▸ **Record set**
-- BEGIN --

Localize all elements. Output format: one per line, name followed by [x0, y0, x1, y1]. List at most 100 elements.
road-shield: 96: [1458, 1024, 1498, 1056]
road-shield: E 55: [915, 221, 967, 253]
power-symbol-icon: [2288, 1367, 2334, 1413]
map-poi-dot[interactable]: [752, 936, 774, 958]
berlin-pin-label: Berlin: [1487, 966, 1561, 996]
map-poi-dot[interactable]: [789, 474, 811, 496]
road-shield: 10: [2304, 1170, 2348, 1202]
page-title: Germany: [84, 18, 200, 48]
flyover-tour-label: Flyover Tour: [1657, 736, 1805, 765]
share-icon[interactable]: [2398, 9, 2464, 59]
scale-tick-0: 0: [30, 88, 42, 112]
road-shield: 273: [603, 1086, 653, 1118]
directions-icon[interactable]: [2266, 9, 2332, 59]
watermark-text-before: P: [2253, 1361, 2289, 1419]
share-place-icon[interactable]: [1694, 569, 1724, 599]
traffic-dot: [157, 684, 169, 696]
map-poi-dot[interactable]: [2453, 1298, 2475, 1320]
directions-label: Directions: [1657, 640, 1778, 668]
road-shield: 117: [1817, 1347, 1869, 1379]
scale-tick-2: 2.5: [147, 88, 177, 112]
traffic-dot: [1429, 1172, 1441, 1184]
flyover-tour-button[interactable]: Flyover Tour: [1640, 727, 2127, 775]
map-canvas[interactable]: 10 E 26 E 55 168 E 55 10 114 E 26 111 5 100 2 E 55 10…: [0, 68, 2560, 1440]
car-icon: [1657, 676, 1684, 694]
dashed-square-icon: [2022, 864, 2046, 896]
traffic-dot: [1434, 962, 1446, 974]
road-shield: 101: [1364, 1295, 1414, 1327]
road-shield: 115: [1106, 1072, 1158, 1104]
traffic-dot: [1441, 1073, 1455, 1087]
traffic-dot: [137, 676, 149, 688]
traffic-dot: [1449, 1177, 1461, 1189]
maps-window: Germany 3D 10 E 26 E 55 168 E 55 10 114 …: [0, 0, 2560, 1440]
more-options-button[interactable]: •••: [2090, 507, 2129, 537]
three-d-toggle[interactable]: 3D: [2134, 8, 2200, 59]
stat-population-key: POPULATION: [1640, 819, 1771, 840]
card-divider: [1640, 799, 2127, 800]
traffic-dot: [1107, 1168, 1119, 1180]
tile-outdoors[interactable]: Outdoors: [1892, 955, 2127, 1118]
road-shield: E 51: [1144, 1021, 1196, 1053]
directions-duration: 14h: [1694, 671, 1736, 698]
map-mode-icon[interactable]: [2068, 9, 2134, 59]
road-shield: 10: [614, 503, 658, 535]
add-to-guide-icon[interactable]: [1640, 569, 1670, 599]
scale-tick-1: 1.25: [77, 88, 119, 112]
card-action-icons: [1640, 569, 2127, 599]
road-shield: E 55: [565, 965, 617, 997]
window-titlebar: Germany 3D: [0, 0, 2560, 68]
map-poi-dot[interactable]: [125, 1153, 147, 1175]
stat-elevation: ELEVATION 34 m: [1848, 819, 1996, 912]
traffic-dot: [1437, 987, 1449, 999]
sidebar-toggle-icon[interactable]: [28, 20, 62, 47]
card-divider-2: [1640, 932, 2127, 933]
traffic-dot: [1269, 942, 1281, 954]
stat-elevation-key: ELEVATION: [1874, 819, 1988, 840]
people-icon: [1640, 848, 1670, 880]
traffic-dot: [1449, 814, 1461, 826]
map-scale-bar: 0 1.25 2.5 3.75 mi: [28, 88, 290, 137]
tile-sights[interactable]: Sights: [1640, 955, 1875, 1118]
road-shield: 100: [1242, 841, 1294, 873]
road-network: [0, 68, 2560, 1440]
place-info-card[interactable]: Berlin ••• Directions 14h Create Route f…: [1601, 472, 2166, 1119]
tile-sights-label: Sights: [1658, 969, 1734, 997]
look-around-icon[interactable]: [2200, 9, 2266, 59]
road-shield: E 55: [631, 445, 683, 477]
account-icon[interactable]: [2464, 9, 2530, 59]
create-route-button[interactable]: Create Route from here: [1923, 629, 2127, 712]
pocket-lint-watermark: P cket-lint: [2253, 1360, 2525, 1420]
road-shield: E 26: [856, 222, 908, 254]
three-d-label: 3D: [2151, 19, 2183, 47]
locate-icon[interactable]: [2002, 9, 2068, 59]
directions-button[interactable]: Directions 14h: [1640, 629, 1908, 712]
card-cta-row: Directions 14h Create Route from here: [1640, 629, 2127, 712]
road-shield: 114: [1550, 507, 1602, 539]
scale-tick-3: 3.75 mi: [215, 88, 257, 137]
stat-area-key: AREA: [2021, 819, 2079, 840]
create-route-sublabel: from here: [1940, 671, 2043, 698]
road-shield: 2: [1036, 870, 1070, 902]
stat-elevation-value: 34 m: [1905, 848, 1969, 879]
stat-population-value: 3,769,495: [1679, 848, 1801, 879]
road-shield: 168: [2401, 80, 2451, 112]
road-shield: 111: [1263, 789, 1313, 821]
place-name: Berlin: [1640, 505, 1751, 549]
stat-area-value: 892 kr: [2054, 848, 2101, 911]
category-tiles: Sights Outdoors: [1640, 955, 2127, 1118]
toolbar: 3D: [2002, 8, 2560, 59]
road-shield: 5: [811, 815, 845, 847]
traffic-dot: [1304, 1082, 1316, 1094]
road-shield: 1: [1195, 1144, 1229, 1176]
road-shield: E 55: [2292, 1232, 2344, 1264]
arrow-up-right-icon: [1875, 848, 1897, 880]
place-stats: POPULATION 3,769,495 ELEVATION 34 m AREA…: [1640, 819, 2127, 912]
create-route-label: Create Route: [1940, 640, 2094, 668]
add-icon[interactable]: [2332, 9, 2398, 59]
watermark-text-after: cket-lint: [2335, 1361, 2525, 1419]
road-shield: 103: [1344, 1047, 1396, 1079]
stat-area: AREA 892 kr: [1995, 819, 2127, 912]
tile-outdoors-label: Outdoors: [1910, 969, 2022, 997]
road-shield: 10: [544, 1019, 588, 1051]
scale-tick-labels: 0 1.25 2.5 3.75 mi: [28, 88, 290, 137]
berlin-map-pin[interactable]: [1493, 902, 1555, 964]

-- END --

Pull out each line of the data above that contains the string "tour".

flyover-tour-label: Flyover Tour: [1657, 736, 1805, 765]
flyover-tour-button[interactable]: Flyover Tour: [1640, 727, 2127, 775]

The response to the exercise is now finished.